* Directions
Among the records below, find each line that includes the string "lifting" and copy it.

* Supplied entries

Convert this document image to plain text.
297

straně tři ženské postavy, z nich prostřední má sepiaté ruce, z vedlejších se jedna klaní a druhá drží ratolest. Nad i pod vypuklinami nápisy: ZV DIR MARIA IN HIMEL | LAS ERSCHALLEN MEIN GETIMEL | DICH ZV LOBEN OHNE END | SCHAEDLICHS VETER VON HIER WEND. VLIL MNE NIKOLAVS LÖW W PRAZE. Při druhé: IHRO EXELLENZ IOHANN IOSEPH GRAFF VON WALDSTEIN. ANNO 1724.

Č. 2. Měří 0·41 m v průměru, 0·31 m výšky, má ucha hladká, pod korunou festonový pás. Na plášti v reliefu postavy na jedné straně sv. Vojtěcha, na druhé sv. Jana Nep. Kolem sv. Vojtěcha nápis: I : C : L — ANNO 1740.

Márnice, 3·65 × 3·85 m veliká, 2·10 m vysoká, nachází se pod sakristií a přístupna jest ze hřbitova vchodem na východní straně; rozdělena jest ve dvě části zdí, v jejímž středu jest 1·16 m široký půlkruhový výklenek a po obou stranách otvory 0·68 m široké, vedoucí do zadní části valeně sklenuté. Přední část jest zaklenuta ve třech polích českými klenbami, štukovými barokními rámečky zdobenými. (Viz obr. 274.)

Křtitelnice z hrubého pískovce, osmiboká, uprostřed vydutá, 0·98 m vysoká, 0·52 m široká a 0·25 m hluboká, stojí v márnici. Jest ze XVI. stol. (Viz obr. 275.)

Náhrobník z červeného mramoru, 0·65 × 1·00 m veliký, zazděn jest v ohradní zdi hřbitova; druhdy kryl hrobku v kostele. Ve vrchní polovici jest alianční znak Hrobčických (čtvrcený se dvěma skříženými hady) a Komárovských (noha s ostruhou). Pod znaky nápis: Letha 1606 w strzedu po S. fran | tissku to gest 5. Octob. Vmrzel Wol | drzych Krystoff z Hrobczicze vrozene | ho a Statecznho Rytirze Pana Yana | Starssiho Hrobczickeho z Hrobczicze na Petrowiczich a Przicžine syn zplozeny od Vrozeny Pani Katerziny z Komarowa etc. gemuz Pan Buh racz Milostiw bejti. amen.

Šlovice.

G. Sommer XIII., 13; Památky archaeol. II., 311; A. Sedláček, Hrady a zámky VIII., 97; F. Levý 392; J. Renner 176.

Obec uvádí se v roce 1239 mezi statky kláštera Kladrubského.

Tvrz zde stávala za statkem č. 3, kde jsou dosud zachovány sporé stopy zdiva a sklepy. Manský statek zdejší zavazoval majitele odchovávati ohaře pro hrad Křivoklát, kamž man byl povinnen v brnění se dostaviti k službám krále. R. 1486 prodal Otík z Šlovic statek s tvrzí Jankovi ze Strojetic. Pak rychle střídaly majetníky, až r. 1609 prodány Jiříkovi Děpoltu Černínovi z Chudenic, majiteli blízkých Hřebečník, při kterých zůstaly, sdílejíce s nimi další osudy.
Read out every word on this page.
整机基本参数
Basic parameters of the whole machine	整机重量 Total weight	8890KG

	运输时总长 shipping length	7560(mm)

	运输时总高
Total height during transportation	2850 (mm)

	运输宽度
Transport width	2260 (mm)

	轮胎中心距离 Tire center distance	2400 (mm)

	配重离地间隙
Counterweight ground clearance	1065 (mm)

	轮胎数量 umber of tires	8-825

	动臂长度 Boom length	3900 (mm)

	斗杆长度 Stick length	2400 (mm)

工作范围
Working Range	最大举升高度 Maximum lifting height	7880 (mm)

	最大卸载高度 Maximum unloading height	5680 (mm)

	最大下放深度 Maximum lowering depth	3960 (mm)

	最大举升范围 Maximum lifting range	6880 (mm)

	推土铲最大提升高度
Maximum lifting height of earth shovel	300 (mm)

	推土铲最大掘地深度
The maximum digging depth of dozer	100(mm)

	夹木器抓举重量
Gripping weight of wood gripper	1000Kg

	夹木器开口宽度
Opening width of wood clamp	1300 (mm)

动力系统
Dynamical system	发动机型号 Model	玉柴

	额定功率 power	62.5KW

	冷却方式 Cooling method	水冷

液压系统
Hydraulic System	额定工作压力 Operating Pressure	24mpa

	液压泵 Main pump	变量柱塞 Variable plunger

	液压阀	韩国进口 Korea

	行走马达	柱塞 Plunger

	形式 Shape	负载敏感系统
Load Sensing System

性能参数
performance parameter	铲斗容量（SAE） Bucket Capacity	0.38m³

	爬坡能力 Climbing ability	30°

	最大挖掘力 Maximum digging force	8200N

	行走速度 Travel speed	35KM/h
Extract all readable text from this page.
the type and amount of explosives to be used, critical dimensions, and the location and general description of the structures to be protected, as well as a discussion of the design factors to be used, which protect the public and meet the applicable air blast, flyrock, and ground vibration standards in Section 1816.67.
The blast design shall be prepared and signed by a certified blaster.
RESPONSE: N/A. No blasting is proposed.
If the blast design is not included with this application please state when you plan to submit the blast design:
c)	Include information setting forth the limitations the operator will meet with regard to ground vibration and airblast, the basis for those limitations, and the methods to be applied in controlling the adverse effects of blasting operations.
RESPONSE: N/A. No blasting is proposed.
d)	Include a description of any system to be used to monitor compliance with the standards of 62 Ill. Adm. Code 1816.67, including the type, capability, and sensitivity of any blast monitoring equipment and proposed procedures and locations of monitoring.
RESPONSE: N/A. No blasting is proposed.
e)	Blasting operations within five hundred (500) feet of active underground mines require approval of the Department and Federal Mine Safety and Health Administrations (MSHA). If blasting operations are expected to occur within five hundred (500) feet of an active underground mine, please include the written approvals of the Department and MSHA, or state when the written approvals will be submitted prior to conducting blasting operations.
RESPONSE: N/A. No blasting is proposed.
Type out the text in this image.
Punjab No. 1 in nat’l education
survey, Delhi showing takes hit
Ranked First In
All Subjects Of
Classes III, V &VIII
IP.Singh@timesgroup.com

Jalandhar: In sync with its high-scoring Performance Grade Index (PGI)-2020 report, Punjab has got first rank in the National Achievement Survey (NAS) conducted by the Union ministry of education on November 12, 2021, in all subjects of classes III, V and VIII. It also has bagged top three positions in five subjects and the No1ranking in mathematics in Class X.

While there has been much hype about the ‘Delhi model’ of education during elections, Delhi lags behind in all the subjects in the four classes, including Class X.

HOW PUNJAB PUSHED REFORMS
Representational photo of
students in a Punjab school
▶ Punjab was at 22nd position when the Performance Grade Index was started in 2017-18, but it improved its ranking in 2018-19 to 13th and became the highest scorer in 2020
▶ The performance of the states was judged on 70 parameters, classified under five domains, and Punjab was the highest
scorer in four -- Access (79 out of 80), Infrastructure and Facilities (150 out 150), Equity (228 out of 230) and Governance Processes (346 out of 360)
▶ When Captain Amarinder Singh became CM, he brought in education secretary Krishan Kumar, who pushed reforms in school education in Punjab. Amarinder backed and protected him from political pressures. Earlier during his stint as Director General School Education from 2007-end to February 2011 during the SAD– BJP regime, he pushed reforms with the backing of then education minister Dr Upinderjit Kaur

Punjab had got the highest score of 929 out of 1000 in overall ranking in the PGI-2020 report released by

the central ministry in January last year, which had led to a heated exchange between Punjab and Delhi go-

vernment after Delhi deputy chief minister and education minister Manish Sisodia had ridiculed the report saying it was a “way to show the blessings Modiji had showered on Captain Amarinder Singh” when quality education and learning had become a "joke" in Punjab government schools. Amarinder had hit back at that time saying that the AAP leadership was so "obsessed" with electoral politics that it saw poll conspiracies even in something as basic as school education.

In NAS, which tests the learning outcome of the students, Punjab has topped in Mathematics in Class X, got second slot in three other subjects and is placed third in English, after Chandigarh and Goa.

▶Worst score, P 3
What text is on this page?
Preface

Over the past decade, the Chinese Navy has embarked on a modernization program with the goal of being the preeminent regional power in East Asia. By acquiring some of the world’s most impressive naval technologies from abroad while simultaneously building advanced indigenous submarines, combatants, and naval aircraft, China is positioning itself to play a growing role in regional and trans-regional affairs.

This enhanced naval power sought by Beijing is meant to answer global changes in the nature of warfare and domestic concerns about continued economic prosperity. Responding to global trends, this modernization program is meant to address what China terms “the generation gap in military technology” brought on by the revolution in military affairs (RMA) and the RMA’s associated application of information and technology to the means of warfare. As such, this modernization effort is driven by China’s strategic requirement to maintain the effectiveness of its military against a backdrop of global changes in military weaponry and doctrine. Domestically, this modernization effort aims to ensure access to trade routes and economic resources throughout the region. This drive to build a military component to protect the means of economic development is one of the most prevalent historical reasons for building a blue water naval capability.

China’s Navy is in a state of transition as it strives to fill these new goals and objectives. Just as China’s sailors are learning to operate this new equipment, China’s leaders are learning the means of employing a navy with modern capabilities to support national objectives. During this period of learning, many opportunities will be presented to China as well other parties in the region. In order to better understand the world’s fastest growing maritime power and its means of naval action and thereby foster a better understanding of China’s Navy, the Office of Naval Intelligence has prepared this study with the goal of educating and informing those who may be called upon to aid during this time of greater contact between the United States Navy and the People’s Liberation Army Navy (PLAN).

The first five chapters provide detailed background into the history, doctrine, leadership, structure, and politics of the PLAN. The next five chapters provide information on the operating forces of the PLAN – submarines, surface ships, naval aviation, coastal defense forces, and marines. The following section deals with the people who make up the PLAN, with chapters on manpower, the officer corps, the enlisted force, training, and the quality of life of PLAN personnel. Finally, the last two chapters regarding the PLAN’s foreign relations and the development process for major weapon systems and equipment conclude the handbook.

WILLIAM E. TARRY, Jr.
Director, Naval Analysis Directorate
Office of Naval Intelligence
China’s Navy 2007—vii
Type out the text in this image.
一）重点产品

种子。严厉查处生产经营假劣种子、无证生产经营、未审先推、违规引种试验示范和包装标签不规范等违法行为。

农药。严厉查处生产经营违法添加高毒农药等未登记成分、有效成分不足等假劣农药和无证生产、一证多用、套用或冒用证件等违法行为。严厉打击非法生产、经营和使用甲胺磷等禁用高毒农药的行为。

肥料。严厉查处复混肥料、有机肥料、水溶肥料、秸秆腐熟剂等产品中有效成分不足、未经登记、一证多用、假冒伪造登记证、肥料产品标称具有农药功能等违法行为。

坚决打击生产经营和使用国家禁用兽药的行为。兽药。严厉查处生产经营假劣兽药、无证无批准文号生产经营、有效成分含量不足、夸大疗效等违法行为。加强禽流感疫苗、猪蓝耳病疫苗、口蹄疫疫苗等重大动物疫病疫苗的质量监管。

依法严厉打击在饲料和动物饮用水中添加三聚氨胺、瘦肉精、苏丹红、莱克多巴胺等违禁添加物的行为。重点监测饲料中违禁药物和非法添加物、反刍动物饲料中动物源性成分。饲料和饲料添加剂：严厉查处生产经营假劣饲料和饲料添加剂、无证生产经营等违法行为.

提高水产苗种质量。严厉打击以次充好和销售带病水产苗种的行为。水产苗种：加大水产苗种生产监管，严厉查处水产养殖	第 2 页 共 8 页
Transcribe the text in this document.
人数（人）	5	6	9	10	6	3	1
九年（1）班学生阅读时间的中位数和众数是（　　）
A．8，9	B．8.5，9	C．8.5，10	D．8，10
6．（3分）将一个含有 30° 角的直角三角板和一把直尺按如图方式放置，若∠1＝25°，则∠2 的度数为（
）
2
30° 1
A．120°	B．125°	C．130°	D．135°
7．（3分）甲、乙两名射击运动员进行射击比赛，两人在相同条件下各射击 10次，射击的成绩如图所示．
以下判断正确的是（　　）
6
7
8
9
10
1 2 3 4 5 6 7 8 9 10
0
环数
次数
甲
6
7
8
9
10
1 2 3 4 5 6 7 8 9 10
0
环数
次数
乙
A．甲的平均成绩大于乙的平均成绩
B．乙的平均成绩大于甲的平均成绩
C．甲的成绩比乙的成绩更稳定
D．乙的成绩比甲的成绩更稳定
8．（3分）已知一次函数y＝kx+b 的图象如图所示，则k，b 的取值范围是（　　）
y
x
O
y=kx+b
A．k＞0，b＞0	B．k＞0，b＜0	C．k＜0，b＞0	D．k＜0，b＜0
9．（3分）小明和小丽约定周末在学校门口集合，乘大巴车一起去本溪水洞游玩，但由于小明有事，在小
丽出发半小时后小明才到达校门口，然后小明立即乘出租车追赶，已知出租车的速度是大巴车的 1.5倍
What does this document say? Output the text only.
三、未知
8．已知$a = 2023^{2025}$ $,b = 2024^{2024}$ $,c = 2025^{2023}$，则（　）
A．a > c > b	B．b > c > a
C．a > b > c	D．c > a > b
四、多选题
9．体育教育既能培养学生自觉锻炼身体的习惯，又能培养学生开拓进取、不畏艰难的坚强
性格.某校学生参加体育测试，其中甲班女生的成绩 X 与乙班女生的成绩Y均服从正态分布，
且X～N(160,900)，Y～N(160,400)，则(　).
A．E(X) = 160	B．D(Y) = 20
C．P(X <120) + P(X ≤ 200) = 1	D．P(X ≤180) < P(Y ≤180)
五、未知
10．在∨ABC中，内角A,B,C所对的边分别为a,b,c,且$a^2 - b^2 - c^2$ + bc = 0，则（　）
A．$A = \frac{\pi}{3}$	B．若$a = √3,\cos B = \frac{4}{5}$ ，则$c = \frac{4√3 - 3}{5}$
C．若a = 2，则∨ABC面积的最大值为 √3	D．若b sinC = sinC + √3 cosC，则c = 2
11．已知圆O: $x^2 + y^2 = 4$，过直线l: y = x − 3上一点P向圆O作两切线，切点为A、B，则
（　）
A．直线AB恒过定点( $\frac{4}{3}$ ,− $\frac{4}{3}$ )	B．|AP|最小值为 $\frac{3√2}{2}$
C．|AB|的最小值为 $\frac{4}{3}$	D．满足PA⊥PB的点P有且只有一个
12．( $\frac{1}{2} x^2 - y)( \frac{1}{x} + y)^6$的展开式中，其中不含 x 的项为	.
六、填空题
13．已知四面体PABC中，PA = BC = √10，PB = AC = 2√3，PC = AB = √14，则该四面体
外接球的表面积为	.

* Answer to this task
Working Range	最大举升高度 Maximum lifting height	7880 (mm)
	最大举升范围 Maximum lifting range	6880 (mm)
Maximum lifting height of earth shovel	300 (mm)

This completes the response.